■ **Short problem**: Copy every line of the data below verbatim, without changing any character, spacing or line break.

■ **Data for this task**:
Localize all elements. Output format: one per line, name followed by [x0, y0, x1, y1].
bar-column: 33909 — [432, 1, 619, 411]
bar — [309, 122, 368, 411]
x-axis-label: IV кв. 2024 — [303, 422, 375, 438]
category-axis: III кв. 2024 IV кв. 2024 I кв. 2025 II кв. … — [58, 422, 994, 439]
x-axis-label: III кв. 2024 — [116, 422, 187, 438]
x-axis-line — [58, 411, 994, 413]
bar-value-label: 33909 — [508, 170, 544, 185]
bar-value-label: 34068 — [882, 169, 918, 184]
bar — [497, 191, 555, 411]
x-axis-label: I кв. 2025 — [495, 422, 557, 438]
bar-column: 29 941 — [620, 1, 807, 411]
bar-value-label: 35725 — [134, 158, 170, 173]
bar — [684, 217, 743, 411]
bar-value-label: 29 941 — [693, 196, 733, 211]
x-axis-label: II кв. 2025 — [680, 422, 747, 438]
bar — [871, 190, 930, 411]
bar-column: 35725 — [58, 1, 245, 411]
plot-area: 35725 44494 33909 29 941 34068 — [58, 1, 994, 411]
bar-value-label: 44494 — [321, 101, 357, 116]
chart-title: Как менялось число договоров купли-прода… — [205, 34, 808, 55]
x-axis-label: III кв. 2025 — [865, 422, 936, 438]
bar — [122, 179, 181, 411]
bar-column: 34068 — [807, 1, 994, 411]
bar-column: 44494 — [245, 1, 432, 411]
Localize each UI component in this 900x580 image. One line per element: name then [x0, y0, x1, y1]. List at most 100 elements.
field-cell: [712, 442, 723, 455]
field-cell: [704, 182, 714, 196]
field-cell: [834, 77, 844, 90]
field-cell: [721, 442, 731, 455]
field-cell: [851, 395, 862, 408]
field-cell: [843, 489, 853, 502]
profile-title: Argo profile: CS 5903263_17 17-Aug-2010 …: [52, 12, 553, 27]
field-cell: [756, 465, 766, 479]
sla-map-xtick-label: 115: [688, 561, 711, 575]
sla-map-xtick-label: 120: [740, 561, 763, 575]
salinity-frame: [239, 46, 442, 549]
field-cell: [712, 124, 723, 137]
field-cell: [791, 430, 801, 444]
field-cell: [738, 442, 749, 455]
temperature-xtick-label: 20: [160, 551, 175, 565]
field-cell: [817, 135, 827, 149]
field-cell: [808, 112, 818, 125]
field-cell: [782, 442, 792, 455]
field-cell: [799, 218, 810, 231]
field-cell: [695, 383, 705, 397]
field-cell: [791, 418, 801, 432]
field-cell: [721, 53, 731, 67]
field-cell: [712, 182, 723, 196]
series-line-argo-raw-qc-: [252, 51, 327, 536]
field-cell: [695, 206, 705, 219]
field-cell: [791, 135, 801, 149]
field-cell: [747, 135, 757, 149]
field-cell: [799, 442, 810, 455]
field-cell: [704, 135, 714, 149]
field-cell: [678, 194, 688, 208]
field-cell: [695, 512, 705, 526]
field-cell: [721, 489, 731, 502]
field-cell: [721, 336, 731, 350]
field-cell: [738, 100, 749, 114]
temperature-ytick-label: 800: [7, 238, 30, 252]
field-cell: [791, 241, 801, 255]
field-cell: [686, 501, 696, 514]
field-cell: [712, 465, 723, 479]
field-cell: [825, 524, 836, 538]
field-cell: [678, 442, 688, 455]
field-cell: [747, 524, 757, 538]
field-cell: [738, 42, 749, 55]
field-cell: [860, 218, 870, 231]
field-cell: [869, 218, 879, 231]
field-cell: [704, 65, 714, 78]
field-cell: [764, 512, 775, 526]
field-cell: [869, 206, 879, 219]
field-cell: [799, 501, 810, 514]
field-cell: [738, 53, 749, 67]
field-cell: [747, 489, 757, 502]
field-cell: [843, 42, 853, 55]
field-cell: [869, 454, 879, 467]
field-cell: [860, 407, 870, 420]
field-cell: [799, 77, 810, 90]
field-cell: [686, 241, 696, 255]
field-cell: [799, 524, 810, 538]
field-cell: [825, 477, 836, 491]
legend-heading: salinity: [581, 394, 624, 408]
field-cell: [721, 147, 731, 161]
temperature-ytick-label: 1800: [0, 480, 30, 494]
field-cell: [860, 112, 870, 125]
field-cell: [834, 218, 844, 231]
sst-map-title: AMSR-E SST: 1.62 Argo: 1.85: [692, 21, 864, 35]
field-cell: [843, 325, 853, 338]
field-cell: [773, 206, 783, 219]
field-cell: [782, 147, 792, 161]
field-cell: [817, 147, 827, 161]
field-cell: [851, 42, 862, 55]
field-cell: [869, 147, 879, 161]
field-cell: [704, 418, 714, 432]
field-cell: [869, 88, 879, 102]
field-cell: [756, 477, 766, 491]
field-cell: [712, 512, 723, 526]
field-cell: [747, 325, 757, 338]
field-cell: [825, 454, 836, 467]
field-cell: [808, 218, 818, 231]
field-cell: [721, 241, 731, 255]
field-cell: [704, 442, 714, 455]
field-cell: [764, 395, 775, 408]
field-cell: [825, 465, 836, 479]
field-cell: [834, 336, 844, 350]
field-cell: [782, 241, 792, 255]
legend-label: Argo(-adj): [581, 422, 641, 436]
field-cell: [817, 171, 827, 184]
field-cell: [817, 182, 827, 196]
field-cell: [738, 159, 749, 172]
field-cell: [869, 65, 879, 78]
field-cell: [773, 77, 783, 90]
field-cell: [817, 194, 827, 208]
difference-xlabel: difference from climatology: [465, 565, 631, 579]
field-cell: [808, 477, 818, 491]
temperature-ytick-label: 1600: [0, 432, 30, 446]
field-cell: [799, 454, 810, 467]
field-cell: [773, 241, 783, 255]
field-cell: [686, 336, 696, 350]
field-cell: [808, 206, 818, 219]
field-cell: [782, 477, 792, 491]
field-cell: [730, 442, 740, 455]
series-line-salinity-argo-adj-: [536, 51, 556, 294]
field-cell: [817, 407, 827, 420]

■ **Solution**:
Localize all elements. Output format: one per line, name followed by [x0, y0, x1, y1].
bar-column: 33909 — [432, 1, 619, 411]
bar — [309, 122, 368, 411]
x-axis-label: IV кв. 2024 — [303, 422, 375, 438]
category-axis: III кв. 2024 IV кв. 2024 I кв. 2025 II кв. … — [58, 422, 994, 439]
x-axis-label: III кв. 2024 — [116, 422, 187, 438]
x-axis-line — [58, 411, 994, 413]
bar-value-label: 33909 — [508, 170, 544, 185]
bar-value-label: 34068 — [882, 169, 918, 184]
bar — [497, 191, 555, 411]
x-axis-label: I кв. 2025 — [495, 422, 557, 438]
bar-column: 29 941 — [620, 1, 807, 411]
bar-value-label: 35725 — [134, 158, 170, 173]
bar — [684, 217, 743, 411]
bar-value-label: 29 941 — [693, 196, 733, 211]
x-axis-label: II кв. 2025 — [680, 422, 747, 438]
bar — [871, 190, 930, 411]
bar-column: 35725 — [58, 1, 245, 411]
plot-area: 35725 44494 33909 29 941 34068 — [58, 1, 994, 411]
bar-value-label: 44494 — [321, 101, 357, 116]
chart-title: Как менялось число договоров купли-прода… — [205, 34, 808, 55]
x-axis-label: III кв. 2025 — [865, 422, 936, 438]
bar — [122, 179, 181, 411]
bar-column: 34068 — [807, 1, 994, 411]
bar-column: 44494 — [245, 1, 432, 411]
Localize each UI component in this 900x580 image. One line per element: name then [x0, y0, x1, y1]. List at most 100 elements.
field-cell: [712, 442, 723, 455]
field-cell: [704, 182, 714, 196]
field-cell: [834, 77, 844, 90]
field-cell: [721, 442, 731, 455]
field-cell: [851, 395, 862, 408]
field-cell: [843, 489, 853, 502]
profile-title: Argo profile: CS 5903263_17 17-Aug-2010 …: [52, 12, 553, 27]
field-cell: [756, 465, 766, 479]
sla-map-xtick-label: 115: [688, 561, 711, 575]
sla-map-xtick-label: 120: [740, 561, 763, 575]
salinity-frame: [239, 46, 442, 549]
field-cell: [712, 124, 723, 137]
field-cell: [791, 430, 801, 444]
field-cell: [738, 442, 749, 455]
temperature-xtick-label: 20: [160, 551, 175, 565]
field-cell: [817, 135, 827, 149]
field-cell: [808, 112, 818, 125]
field-cell: [782, 442, 792, 455]
field-cell: [799, 218, 810, 231]
field-cell: [695, 383, 705, 397]
field-cell: [791, 418, 801, 432]
field-cell: [721, 53, 731, 67]
field-cell: [712, 182, 723, 196]
series-line-argo-raw-qc-: [252, 51, 327, 536]
field-cell: [695, 206, 705, 219]
field-cell: [791, 135, 801, 149]
field-cell: [747, 135, 757, 149]
field-cell: [799, 442, 810, 455]
field-cell: [704, 135, 714, 149]
field-cell: [678, 194, 688, 208]
field-cell: [695, 512, 705, 526]
field-cell: [721, 489, 731, 502]
field-cell: [721, 336, 731, 350]
field-cell: [738, 100, 749, 114]
temperature-ytick-label: 800: [7, 238, 30, 252]
field-cell: [791, 241, 801, 255]
field-cell: [686, 501, 696, 514]
field-cell: [712, 465, 723, 479]
field-cell: [825, 524, 836, 538]
field-cell: [678, 442, 688, 455]
field-cell: [747, 524, 757, 538]
field-cell: [738, 42, 749, 55]
field-cell: [860, 218, 870, 231]
field-cell: [869, 218, 879, 231]
field-cell: [704, 65, 714, 78]
field-cell: [764, 512, 775, 526]
field-cell: [869, 206, 879, 219]
field-cell: [799, 501, 810, 514]
field-cell: [738, 53, 749, 67]
field-cell: [747, 489, 757, 502]
field-cell: [843, 42, 853, 55]
field-cell: [869, 454, 879, 467]
field-cell: [860, 407, 870, 420]
field-cell: [799, 77, 810, 90]
field-cell: [686, 241, 696, 255]
field-cell: [799, 524, 810, 538]
field-cell: [825, 477, 836, 491]
legend-heading: salinity: [581, 394, 624, 408]
field-cell: [721, 147, 731, 161]
temperature-ytick-label: 1800: [0, 480, 30, 494]
field-cell: [860, 112, 870, 125]
field-cell: [834, 218, 844, 231]
sst-map-title: AMSR-E SST: 1.62 Argo: 1.85: [692, 21, 864, 35]
field-cell: [843, 325, 853, 338]
field-cell: [773, 206, 783, 219]
field-cell: [782, 147, 792, 161]
field-cell: [817, 147, 827, 161]
field-cell: [851, 42, 862, 55]
field-cell: [869, 147, 879, 161]
field-cell: [704, 418, 714, 432]
field-cell: [869, 88, 879, 102]
field-cell: [756, 477, 766, 491]
field-cell: [712, 512, 723, 526]
field-cell: [747, 325, 757, 338]
field-cell: [825, 454, 836, 467]
field-cell: [808, 218, 818, 231]
field-cell: [721, 241, 731, 255]
field-cell: [704, 442, 714, 455]
field-cell: [764, 395, 775, 408]
field-cell: [825, 465, 836, 479]
field-cell: [834, 336, 844, 350]
field-cell: [782, 241, 792, 255]
legend-label: Argo(-adj): [581, 422, 641, 436]
field-cell: [817, 171, 827, 184]
field-cell: [817, 182, 827, 196]
field-cell: [738, 159, 749, 172]
field-cell: [869, 65, 879, 78]
field-cell: [773, 77, 783, 90]
field-cell: [817, 194, 827, 208]
difference-xlabel: difference from climatology: [465, 565, 631, 579]
field-cell: [808, 477, 818, 491]
temperature-ytick-label: 1600: [0, 432, 30, 446]
field-cell: [799, 454, 810, 467]
field-cell: [773, 241, 783, 255]
field-cell: [686, 336, 696, 350]
field-cell: [808, 206, 818, 219]
field-cell: [782, 477, 792, 491]
field-cell: [730, 442, 740, 455]
series-line-salinity-argo-adj-: [536, 51, 556, 294]
field-cell: [817, 407, 827, 420]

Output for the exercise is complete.